Written request:
Identify and copy all lines of the material where the string "name" is found.

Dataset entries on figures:
........

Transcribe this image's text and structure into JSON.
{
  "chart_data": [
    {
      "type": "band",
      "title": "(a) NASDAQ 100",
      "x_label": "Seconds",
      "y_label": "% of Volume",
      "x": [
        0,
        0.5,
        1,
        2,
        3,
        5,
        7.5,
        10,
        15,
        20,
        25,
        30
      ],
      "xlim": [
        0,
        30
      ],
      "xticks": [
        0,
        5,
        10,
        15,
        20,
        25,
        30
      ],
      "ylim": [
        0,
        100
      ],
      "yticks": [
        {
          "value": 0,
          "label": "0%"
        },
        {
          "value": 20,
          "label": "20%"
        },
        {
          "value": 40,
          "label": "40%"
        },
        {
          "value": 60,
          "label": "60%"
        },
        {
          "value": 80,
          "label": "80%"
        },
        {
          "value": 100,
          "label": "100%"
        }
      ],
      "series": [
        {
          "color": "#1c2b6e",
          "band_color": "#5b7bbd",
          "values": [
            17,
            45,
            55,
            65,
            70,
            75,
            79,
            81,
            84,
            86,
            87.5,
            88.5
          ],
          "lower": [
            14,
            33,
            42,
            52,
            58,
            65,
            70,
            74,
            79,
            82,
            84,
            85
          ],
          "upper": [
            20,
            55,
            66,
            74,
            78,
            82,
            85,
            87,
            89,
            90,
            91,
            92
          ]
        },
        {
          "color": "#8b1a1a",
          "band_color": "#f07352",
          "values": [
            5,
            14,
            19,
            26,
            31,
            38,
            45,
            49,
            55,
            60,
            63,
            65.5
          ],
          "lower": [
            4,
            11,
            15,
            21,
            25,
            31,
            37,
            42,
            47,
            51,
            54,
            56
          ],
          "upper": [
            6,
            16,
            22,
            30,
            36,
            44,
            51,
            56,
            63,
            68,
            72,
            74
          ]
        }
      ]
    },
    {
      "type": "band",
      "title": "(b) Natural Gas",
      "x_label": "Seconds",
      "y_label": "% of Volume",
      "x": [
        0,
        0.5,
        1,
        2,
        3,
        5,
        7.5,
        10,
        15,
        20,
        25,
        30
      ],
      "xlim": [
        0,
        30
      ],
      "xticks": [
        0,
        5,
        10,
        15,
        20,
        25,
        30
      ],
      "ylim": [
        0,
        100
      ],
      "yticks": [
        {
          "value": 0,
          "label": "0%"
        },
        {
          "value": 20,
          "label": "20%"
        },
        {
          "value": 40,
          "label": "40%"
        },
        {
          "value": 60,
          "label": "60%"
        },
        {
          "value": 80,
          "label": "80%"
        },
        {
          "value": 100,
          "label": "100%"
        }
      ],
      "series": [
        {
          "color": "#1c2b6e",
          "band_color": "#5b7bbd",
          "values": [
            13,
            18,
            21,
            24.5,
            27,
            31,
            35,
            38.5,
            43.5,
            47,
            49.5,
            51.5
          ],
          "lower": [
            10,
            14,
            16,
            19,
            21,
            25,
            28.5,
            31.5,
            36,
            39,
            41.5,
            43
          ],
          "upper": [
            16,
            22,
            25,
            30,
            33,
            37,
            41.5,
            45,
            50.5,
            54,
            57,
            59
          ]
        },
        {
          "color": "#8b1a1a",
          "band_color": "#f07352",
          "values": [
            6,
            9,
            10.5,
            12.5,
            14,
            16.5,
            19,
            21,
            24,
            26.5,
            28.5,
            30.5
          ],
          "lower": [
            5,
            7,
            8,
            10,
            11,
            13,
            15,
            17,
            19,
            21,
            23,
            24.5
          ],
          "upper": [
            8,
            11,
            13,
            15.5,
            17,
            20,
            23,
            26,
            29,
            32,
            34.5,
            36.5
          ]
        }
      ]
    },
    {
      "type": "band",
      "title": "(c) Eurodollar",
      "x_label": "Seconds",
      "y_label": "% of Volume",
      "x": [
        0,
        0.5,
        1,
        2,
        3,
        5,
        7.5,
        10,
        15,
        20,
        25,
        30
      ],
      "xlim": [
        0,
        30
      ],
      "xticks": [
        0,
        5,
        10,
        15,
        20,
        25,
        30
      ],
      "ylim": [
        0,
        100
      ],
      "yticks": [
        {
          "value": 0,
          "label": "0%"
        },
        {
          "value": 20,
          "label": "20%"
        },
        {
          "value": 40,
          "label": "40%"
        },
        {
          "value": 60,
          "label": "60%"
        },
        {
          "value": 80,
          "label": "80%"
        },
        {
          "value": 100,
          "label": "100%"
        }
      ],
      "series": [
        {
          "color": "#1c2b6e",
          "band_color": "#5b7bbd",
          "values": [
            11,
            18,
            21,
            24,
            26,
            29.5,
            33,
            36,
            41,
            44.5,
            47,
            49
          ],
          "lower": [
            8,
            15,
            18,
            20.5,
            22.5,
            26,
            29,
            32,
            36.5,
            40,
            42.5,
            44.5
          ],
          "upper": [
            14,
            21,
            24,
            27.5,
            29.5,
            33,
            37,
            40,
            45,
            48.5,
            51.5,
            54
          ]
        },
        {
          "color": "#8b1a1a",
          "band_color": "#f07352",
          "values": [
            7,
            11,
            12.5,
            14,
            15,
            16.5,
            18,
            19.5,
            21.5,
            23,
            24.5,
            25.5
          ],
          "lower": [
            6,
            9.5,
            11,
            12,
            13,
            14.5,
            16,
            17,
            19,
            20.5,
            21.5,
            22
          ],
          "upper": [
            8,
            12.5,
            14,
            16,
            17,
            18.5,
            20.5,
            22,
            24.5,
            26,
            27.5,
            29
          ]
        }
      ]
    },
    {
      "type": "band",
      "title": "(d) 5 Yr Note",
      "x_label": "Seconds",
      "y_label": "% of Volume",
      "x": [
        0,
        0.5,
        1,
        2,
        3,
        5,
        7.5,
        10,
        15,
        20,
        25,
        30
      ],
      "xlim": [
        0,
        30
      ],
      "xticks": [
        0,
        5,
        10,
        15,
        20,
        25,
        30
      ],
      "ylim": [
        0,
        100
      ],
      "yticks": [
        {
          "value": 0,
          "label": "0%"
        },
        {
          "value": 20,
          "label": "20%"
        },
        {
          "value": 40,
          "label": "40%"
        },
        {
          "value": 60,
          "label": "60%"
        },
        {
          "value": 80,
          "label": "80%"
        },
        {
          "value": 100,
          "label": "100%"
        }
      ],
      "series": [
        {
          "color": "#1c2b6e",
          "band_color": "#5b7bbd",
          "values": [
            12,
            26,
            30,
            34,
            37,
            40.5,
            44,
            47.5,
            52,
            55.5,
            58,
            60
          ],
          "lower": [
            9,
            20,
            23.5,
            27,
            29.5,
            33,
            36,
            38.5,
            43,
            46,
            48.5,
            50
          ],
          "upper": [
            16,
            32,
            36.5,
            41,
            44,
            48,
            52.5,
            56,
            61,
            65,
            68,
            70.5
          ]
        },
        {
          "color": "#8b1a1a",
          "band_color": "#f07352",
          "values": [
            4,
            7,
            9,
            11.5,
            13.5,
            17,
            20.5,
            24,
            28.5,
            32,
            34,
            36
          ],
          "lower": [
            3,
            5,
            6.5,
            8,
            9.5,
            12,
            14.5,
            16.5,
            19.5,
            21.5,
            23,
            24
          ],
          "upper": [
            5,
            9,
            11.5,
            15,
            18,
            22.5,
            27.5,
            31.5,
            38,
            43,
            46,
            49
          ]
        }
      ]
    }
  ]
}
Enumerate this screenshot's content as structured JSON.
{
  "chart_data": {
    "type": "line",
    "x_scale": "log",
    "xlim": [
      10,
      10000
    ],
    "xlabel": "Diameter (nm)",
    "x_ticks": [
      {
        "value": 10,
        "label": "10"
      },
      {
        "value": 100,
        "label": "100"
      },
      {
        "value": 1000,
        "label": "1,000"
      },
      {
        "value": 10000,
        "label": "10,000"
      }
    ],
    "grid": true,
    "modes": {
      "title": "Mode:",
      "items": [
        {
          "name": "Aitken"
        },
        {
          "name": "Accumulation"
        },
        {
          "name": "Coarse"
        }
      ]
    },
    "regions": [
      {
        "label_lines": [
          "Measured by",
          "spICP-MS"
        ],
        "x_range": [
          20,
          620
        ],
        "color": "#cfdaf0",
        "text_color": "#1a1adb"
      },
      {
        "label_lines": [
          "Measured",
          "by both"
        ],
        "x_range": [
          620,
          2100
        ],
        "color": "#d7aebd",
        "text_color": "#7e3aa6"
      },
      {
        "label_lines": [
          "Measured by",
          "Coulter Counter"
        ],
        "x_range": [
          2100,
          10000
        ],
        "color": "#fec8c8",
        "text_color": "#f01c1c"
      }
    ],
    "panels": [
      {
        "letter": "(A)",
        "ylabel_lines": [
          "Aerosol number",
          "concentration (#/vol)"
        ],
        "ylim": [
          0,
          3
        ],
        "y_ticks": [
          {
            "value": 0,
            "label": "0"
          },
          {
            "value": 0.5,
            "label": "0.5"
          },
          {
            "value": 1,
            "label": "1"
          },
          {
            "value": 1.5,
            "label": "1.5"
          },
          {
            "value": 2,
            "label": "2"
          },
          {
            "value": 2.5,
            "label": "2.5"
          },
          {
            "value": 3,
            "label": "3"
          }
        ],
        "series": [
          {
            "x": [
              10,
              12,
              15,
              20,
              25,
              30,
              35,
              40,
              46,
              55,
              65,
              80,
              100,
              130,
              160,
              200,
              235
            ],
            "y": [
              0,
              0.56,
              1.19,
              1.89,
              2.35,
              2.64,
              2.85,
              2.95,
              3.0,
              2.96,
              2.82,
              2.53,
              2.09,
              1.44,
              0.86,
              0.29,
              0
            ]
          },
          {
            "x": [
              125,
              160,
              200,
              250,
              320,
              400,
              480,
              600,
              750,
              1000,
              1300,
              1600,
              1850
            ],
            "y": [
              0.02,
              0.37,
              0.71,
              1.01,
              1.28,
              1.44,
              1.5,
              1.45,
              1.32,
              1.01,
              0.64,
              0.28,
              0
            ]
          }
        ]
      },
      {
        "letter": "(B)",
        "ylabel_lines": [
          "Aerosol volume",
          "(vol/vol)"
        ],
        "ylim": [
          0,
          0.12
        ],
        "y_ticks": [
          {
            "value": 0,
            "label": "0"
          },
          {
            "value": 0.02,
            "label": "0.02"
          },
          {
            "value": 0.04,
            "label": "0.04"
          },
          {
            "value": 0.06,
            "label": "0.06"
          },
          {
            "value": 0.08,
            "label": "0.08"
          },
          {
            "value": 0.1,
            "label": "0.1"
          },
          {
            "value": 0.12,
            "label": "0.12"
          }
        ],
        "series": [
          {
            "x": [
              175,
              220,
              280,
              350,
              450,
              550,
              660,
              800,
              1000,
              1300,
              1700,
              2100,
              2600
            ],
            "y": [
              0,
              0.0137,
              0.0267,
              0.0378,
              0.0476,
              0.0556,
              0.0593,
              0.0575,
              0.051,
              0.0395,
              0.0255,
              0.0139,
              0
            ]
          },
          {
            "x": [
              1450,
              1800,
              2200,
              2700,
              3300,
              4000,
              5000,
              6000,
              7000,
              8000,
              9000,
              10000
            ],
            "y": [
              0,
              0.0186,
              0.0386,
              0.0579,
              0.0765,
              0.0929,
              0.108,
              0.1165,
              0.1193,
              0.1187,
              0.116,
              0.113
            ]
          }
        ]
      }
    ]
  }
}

........

Final result:
          "name": "Aitken"
          "name": "Accumulation"
          "name": "Coarse"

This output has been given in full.